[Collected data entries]
• • •
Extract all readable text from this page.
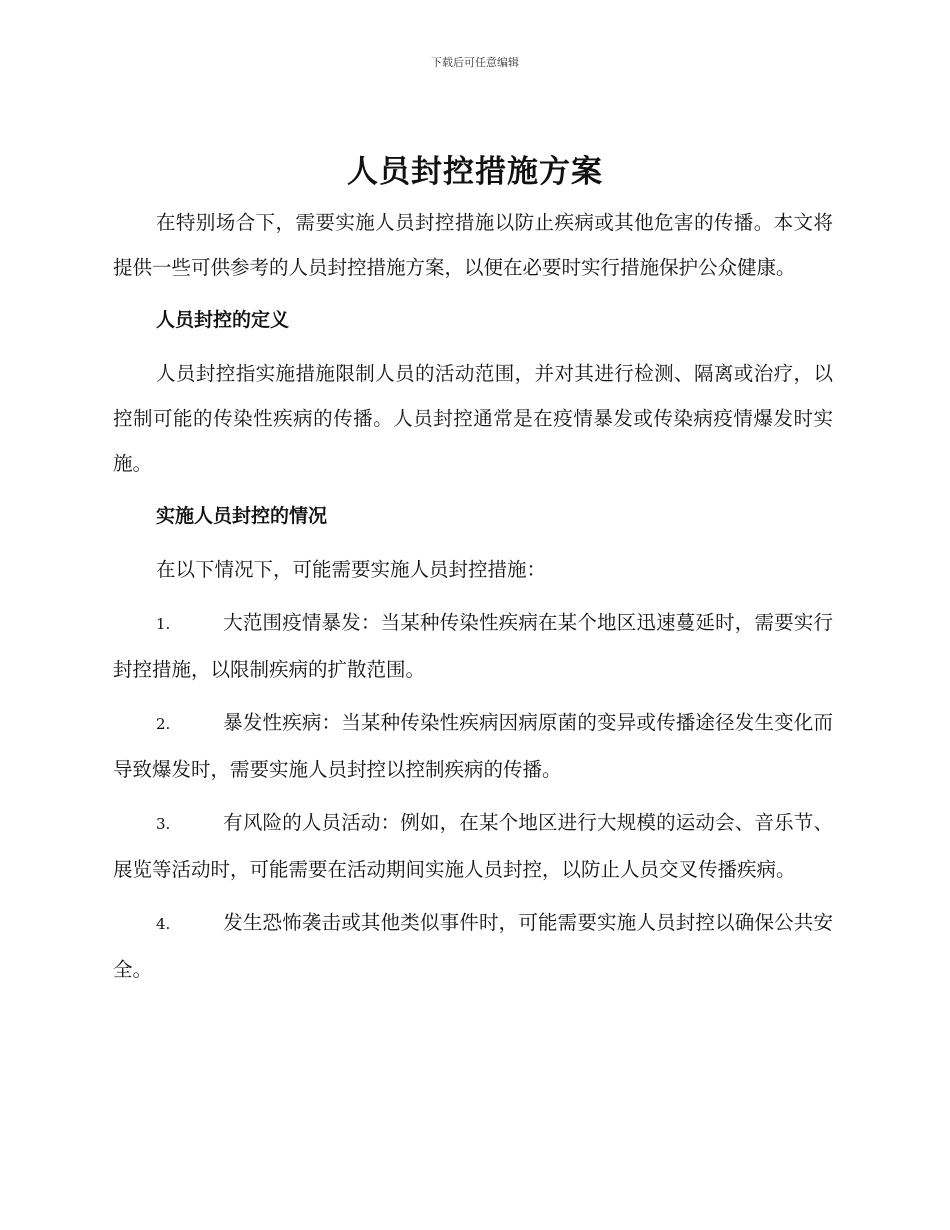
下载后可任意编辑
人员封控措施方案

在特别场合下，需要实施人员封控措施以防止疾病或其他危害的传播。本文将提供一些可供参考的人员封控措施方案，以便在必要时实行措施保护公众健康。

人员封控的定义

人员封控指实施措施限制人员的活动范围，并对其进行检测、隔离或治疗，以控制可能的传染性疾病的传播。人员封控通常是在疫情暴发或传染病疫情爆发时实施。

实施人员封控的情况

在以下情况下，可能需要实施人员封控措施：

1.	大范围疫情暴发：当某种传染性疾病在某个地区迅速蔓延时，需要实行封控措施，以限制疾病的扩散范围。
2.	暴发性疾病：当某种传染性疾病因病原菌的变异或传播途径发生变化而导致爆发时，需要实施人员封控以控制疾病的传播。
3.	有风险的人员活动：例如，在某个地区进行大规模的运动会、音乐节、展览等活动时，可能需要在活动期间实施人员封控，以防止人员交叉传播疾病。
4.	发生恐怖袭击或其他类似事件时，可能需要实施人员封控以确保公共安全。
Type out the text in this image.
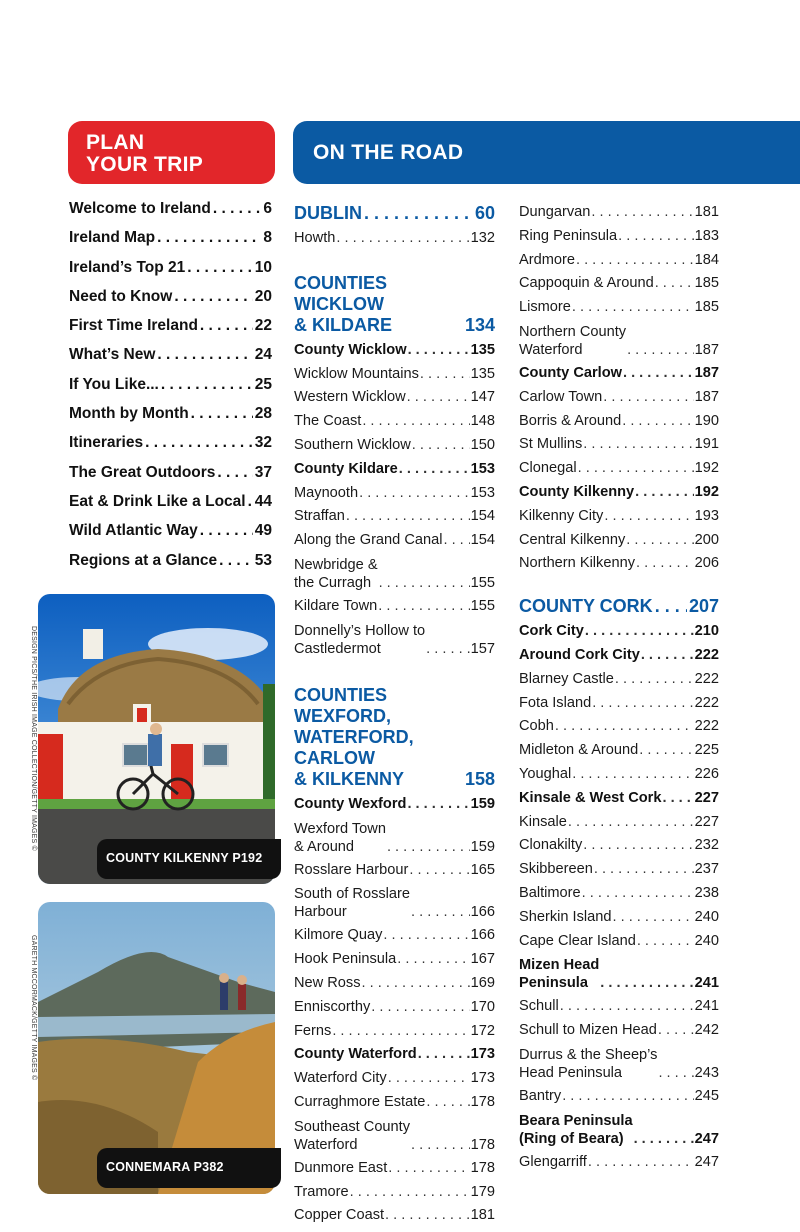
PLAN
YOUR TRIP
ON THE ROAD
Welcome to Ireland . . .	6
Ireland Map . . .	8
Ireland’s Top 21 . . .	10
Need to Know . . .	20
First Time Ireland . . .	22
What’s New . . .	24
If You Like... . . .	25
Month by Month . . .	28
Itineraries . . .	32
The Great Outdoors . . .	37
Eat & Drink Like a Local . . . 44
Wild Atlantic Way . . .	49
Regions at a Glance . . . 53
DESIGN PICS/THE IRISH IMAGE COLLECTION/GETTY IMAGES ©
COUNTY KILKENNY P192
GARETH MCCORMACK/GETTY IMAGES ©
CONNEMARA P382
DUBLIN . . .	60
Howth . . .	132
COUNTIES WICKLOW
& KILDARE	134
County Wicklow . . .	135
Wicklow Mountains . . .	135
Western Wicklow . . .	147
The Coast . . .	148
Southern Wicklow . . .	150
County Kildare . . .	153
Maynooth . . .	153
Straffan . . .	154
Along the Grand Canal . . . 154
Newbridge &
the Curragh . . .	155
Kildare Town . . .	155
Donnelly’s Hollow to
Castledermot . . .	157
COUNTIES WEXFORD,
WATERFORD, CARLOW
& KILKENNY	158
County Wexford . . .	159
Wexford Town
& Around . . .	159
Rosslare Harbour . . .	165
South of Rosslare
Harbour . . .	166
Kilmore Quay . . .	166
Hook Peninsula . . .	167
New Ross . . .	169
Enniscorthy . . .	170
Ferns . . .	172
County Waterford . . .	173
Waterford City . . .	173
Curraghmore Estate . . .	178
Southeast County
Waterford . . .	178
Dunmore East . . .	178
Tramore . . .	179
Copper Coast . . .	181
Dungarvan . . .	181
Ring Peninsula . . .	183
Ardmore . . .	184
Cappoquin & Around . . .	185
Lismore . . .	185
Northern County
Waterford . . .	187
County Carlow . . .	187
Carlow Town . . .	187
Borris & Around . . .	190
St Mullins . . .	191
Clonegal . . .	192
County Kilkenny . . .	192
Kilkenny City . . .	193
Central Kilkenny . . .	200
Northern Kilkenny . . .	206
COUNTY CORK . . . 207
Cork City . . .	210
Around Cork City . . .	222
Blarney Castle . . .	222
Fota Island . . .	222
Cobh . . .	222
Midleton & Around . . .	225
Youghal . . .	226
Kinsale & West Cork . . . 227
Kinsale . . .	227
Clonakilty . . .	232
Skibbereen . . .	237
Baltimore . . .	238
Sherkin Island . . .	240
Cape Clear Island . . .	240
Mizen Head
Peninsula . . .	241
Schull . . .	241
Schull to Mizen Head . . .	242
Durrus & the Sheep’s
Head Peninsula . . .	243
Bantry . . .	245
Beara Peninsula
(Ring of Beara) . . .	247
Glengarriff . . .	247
• • •
Stated exercise: Copy each line of the listing that holds the word "Northern".

Complete response:
Northern County
Northern Kilkenny . . .	206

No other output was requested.